→ Written request: Reproduce all of the items below with "substation" swapped for "switching station", leaving everything else unchanged and omitting the pictures.

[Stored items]
════════

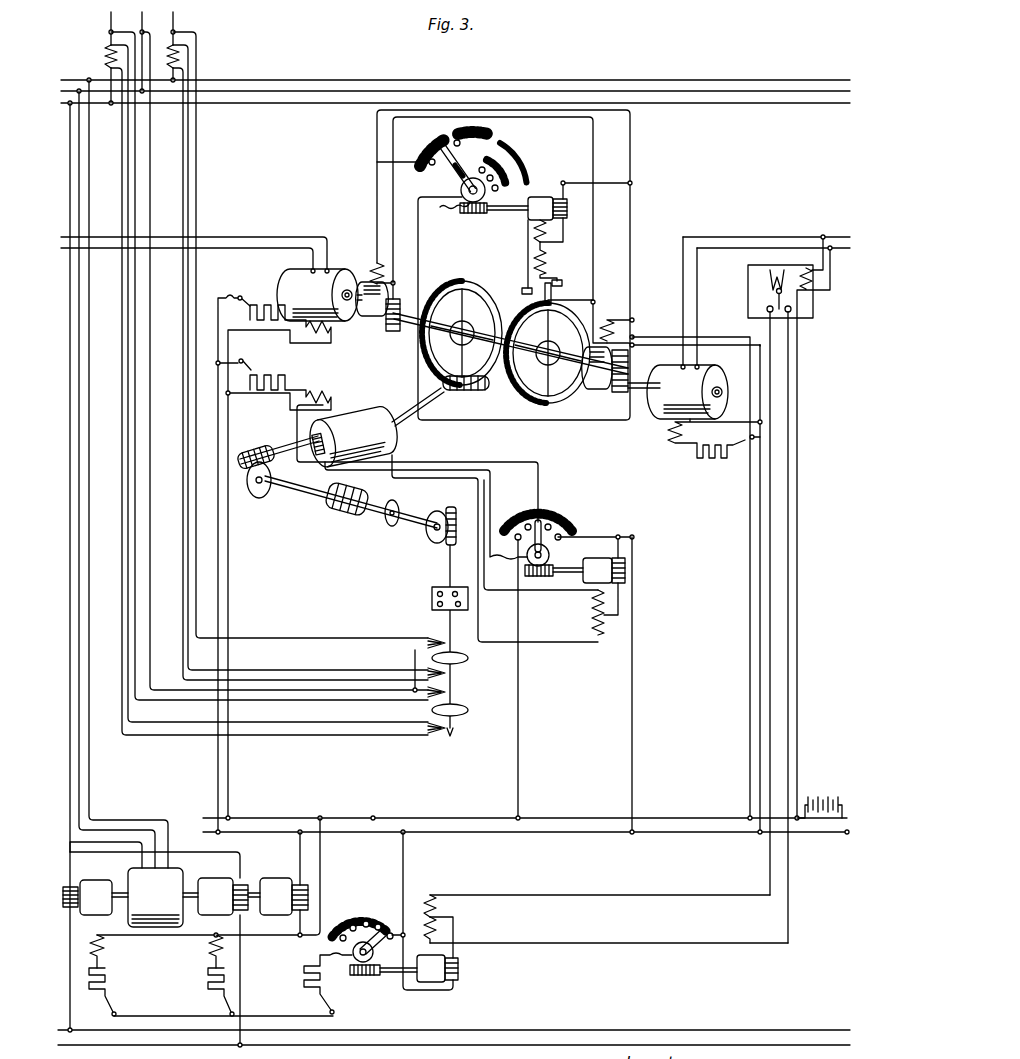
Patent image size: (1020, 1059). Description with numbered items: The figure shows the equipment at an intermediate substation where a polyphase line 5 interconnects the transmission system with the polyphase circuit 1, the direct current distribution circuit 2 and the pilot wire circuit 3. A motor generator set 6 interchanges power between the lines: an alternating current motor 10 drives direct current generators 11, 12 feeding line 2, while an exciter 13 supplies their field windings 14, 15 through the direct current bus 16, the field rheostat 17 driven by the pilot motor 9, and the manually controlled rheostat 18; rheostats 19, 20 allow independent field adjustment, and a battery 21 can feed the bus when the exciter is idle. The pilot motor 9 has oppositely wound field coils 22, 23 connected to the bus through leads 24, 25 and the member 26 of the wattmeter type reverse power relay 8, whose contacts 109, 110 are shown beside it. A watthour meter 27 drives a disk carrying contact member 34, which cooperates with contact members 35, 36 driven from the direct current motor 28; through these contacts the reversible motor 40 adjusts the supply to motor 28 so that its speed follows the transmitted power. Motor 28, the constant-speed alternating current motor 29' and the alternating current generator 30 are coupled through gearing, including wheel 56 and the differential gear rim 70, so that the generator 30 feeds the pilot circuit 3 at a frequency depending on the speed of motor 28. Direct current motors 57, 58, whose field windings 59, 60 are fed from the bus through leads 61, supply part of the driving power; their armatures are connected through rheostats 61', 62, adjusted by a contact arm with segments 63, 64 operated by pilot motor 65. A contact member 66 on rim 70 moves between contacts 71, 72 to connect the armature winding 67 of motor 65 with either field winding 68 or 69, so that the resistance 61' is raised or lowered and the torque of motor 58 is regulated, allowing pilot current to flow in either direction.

The polyphase circuit 1 is at (284, 100).
The direct current distribution circuit 2 is at (410, 1034).
The pilot wire circuit 3 is at (275, 250).
The polyphase line 5 is at (173, 13).
The motor generator set 6 is at (100, 825).
The reverse power relay 8 is at (748, 281).
The pilot motor 9 is at (419, 911).
The alternating current motor 10 is at (163, 897).
The direct current generator 11 is at (95, 897).
The direct current generator 12 is at (229, 896).
The exciter 13 is at (284, 883).
The field winding 14 is at (105, 944).
The field winding 15 is at (210, 945).
The direct current bus 16 is at (268, 834).
The field rheostat 17 is at (374, 912).
The manually controlled rheostat 18 is at (302, 972).
The manually controlled rheostat 19 is at (108, 970).
The manually controlled rheostat 20 is at (206, 971).
The battery 21 is at (822, 797).
The field coil 22 is at (440, 903).
The field coil 23 is at (445, 927).
The lead 24 is at (552, 895).
The lead 25 is at (552, 945).
The member of reverse power relay 26 is at (776, 296).
The watthour meter 27 is at (481, 680).
The direct current motor 28 is at (342, 428).
The alternating current motor 29' is at (318, 307).
The alternating current generator 30 is at (680, 420).
The contact member 34 is at (383, 522).
The contact member 35 is at (350, 510).
The contact member 36 is at (392, 502).
The reversible motor 40 is at (569, 666).
The gear wheel 56 is at (457, 283).
The direct current motor 57 is at (378, 306).
The direct current motor 58 is at (605, 369).
The field winding 59 is at (376, 265).
The field winding 60 is at (607, 320).
The leads 61 is at (741, 483).
The rheostat 61' is at (422, 143).
The rheostat 62 is at (505, 170).
The conductive segment 63 is at (474, 148).
The conductive segment 64 is at (462, 182).
The pilot motor 65 is at (522, 224).
The contact member 66 is at (543, 298).
The armature winding 67 is at (580, 211).
The field winding 68 is at (538, 240).
The field winding 69 is at (552, 258).
The differential gear rim 70 is at (522, 395).
The contact 71 is at (522, 289).
The contact 72 is at (563, 284).
The contact 109 is at (792, 310).
The contact 110 is at (766, 310).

════════

→ Exercise answer:
Patent image size: (1020, 1059). Description with numbered items: The figure shows the equipment at an intermediate switching station where a polyphase line 5 interconnects the transmission system with the polyphase circuit 1, the direct current distribution circuit 2 and the pilot wire circuit 3. A motor generator set 6 interchanges power between the lines: an alternating current motor 10 drives direct current generators 11, 12 feeding line 2, while an exciter 13 supplies their field windings 14, 15 through the direct current bus 16, the field rheostat 17 driven by the pilot motor 9, and the manually controlled rheostat 18; rheostats 19, 20 allow independent field adjustment, and a battery 21 can feed the bus when the exciter is idle. The pilot motor 9 has oppositely wound field coils 22, 23 connected to the bus through leads 24, 25 and the member 26 of the wattmeter type reverse power relay 8, whose contacts 109, 110 are shown beside it. A watthour meter 27 drives a disk carrying contact member 34, which cooperates with contact members 35, 36 driven from the direct current motor 28; through these contacts the reversible motor 40 adjusts the supply to motor 28 so that its speed follows the transmitted power. Motor 28, the constant-speed alternating current motor 29' and the alternating current generator 30 are coupled through gearing, including wheel 56 and the differential gear rim 70, so that the generator 30 feeds the pilot circuit 3 at a frequency depending on the speed of motor 28. Direct current motors 57, 58, whose field windings 59, 60 are fed from the bus through leads 61, supply part of the driving power; their armatures are connected through rheostats 61', 62, adjusted by a contact arm with segments 63, 64 operated by pilot motor 65. A contact member 66 on rim 70 moves between contacts 71, 72 to connect the armature winding 67 of motor 65 with either field winding 68 or 69, so that the resistance 61' is raised or lowered and the torque of motor 58 is regulated, allowing pilot current to flow in either direction.

The polyphase circuit 1 is at (284, 100).
The direct current distribution circuit 2 is at (410, 1034).
The pilot wire circuit 3 is at (275, 250).
The polyphase line 5 is at (173, 13).
The motor generator set 6 is at (100, 825).
The reverse power relay 8 is at (748, 281).
The pilot motor 9 is at (419, 911).
The alternating current motor 10 is at (163, 897).
The direct current generator 11 is at (95, 897).
The direct current generator 12 is at (229, 896).
The exciter 13 is at (284, 883).
The field winding 14 is at (105, 944).
The field winding 15 is at (210, 945).
The direct current bus 16 is at (268, 834).
The field rheostat 17 is at (374, 912).
The manually controlled rheostat 18 is at (302, 972).
The manually controlled rheostat 19 is at (108, 970).
The manually controlled rheostat 20 is at (206, 971).
The battery 21 is at (822, 797).
The field coil 22 is at (440, 903).
The field coil 23 is at (445, 927).
The lead 24 is at (552, 895).
The lead 25 is at (552, 945).
The member of reverse power relay 26 is at (776, 296).
The watthour meter 27 is at (481, 680).
The direct current motor 28 is at (342, 428).
The alternating current motor 29' is at (318, 307).
The alternating current generator 30 is at (680, 420).
The contact member 34 is at (383, 522).
The contact member 35 is at (350, 510).
The contact member 36 is at (392, 502).
The reversible motor 40 is at (569, 666).
The gear wheel 56 is at (457, 283).
The direct current motor 57 is at (378, 306).
The direct current motor 58 is at (605, 369).
The field winding 59 is at (376, 265).
The field winding 60 is at (607, 320).
The leads 61 is at (741, 483).
The rheostat 61' is at (422, 143).
The rheostat 62 is at (505, 170).
The conductive segment 63 is at (474, 148).
The conductive segment 64 is at (462, 182).
The pilot motor 65 is at (522, 224).
The contact member 66 is at (543, 298).
The armature winding 67 is at (580, 211).
The field winding 68 is at (538, 240).
The field winding 69 is at (552, 258).
The differential gear rim 70 is at (522, 395).
The contact 71 is at (522, 289).
The contact 72 is at (563, 284).
The contact 109 is at (792, 310).
The contact 110 is at (766, 310).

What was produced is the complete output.